* **Texte à lire**
Patrimoine architectural en danger

60.7 photo Patrimoine_fmtÀ l’occasion de notre assemblée générale le 28 mai dernier, Paul Smith, chercheur à la direction générale des patrimoines, ministère de la culture et de la communication, et Antoine Monnet, président de l’association La Fabrique, intervenaient sur le thème du patrimoine industriel local, une espèce en grave danger de disparition.

À l’heure où l’usine Gaupillat vient d’être détruite (voir nos Lettres précédentes), le sujet nous paraît d’importance. Le paysage alto-séquanais, notamment sur les bords de Seine, a déjà vu l’effacement de l’usine de la firme automobile Clément-Bayard à Levallois-Perret, en 1988, et celui du paquebot Renault sur l’île Seguin, en 2004, pour ne citer que quelques-uns des sites, parmi les plus prestigieux. Avec tous ces édifices disparaissaient la possibilité d’incarner une période fondatrice de la vie moderne dans des lieux emblématiques, ainsi que la mémoire des activités qui y étaient développées, celle du labeur des hommes et des femmes qui y avaient œuvré. Si une centaine d’établissements étaient encore en place en 1997, selon Hélène Jantzen dans « 1860-1960 : Cent ans de patrimoine industriel des Hauts de Seine »*, Antoine Monnet estime qu’« environ 90 % des bâtiments industriels des Hauts-de-Seine ont été rasés au cours des vingt dernières années ». Comme le dit Paul Smith, « supprimer toutes les architectures industrielles pour faire croire qu’il n’y a que des résidences royales dans le 92, cela revient à censurer l’histoire ».

Politique patrimoniale

Certes un lieu de mémoire Renault, que nous avons appelé de nos vœux dans toutes les instances de concertation, devrait ouvrir ce mois-ci sur l’île Seguin. Mais il eût été plus intéressant que le contenu rencontre le contenant, ici comme ailleurs.

Pourtant une politique d’inventaire systématique du patrimoine industriel français a été mise en place depuis 1983 en réponse à une demande sociale forte. Cette patrimonialisation de l’architecture industrielle peut jouer un rôle important dans les politiques de développement local à travers des projets de réhabilitation ou de reconversion d’anciens sites de production.

Reconversion urbaine

Car c’est sans doute là que réside l’avenir des édifices industriels, dans leur rôle d’équipement au sein du réaménagement territorial, ferment de redynamisation urbaine de par leurs espaces disponibles de belle envergure, et leur ancrage dans le paysage social local. Ainsi en témoignent les grands moulins de Pantin, à vocation tertiaire prédominante, et, plus près de nous, l’ancienne manufacture des tabacs d’Issy-les-Moulineaux, reconvertie en 1989 en logements, bureaux et commerces.

* **Données enregistrées**
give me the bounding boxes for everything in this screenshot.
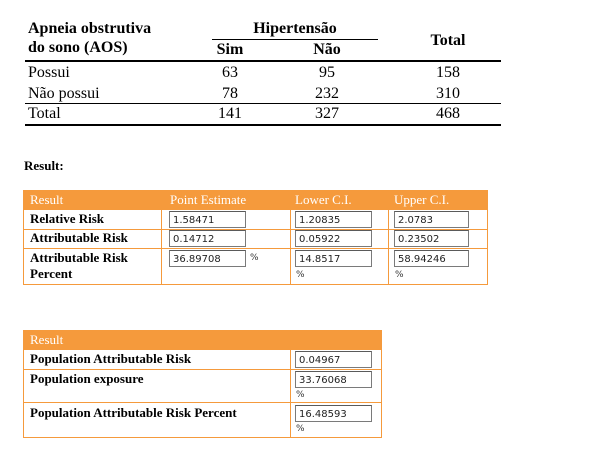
relative-risk-lower-field[interactable]: 1.20835 <box>295 211 372 228</box>
col-divider <box>161 210 162 284</box>
population-attributable-risk-percent-field[interactable]: 16.48593 <box>295 405 372 422</box>
row-label: Não possui <box>28 85 100 102</box>
percent-unit: % <box>395 270 404 280</box>
population-exposure-field[interactable]: 33.76068 <box>295 371 372 388</box>
attributable-risk-point-field[interactable]: 0.14712 <box>169 230 246 247</box>
percent-unit: % <box>296 390 305 400</box>
relative-risk-upper-field[interactable]: 2.0783 <box>394 211 469 228</box>
row-divider <box>24 248 487 249</box>
row-divider <box>24 402 381 403</box>
col-sim: Sim <box>216 41 244 58</box>
cell-nao: 232 <box>315 85 339 102</box>
col-divider <box>290 350 291 437</box>
row-label-population-attributable-risk: Population Attributable Risk <box>30 351 192 366</box>
row-header-line2: do sono (AOS) <box>28 39 128 56</box>
table-header-row: Result Point Estimate Lower C.I. Upper C… <box>24 191 487 210</box>
attributable-risk-percent-point-field[interactable]: 36.89708 <box>169 250 246 267</box>
group-header: Hipertensão <box>253 20 337 37</box>
contingency-table: Apneia obstrutiva do sono (AOS) Hiperten… <box>25 16 501 126</box>
row-label-line1: Attributable Risk <box>30 250 128 265</box>
cell-total: 468 <box>436 105 460 122</box>
cell-total: 158 <box>436 64 460 81</box>
cell-total: 310 <box>436 85 460 102</box>
percent-unit: % <box>296 270 305 280</box>
row-label: Possui <box>28 64 70 81</box>
attributable-risk-upper-field[interactable]: 0.23502 <box>394 230 469 247</box>
result-label: Result: <box>24 158 64 173</box>
relative-risk-point-field[interactable]: 1.58471 <box>169 211 246 228</box>
row-divider <box>24 369 381 370</box>
result-table-risk: Result Point Estimate Lower C.I. Upper C… <box>23 190 488 285</box>
col-divider <box>290 210 291 284</box>
attributable-risk-lower-field[interactable]: 0.05922 <box>295 230 372 247</box>
header-lower-ci: Lower C.I. <box>295 192 352 207</box>
header-rule <box>25 60 501 62</box>
result-table-population: Result Population Attributable Risk 0.04… <box>23 330 382 438</box>
table-header-row: Result <box>24 331 381 350</box>
col-divider <box>388 210 389 284</box>
row-label: Total <box>28 105 61 122</box>
row-header-line1: Apneia obstrutiva <box>28 20 152 37</box>
cell-sim: 63 <box>222 64 238 81</box>
percent-unit: % <box>250 253 259 263</box>
row-label-attributable-risk-percent: Attributable Risk Percent <box>30 250 128 282</box>
total-rule <box>25 103 501 104</box>
bottom-rule <box>25 124 501 126</box>
percent-unit: % <box>296 424 305 434</box>
header-result: Result <box>30 192 64 207</box>
attributable-risk-percent-lower-field[interactable]: 14.8517 <box>295 250 372 267</box>
group-underline <box>212 39 378 40</box>
col-total: Total <box>430 32 466 49</box>
col-nao: Não <box>313 41 341 58</box>
header-upper-ci: Upper C.I. <box>394 192 450 207</box>
row-label-attributable-risk: Attributable Risk <box>30 230 128 245</box>
header-result: Result <box>30 332 64 347</box>
cell-sim: 78 <box>222 85 238 102</box>
cell-nao: 95 <box>319 64 335 81</box>
cell-sim: 141 <box>218 105 242 122</box>
row-label-population-exposure: Population exposure <box>30 371 144 386</box>
row-label-population-attributable-risk-percent: Population Attributable Risk Percent <box>30 405 237 420</box>
attributable-risk-percent-upper-field[interactable]: 58.94246 <box>394 250 469 267</box>
row-divider <box>24 229 487 230</box>
row-label-relative-risk: Relative Risk <box>30 211 105 226</box>
population-attributable-risk-field[interactable]: 0.04967 <box>295 351 372 368</box>
cell-nao: 327 <box>315 105 339 122</box>
header-point-estimate: Point Estimate <box>170 192 247 207</box>
row-label-line2: Percent <box>30 266 73 281</box>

* **Liste des tâches**
a. D'après le texte sur le patrimoine industriel, en quelle année l'ancienne manufacture des tabacs d'Issy-les-Moulineaux a-t-elle été reconvertie ?
b. Recopiez tout ce qui va de « Pourtant une politique » jusqu'à « bureaux et commerces. » dans le texte sur le patrimoine industriel, en renommant « manufacture des tabacs » en « fabrique de tabac ».
Les lignes enregistrées ne sont pas nécessaires ici.

* **Réponses**
a. En 1989.

b.
Pourtant une politique d’inventaire systématique du patrimoine industriel français a été mise en place depuis 1983 en réponse à une demande sociale forte. Cette patrimonialisation de l’architecture industrielle peut jouer un rôle important dans les politiques de développement local à travers des projets de réhabilitation ou de reconversion d’anciens sites de production.

Reconversion urbaine

Car c’est sans doute là que réside l’avenir des édifices industriels, dans leur rôle d’équipement au sein du réaménagement territorial, ferment de redynamisation urbaine de par leurs espaces disponibles de belle envergure, et leur ancrage dans le paysage social local. Ainsi en témoignent les grands moulins de Pantin, à vocation tertiaire prédominante, et, plus près de nous, l’ancienne fabrique de tabac d’Issy-les-Moulineaux, reconvertie en 1989 en logements, bureaux et commerces.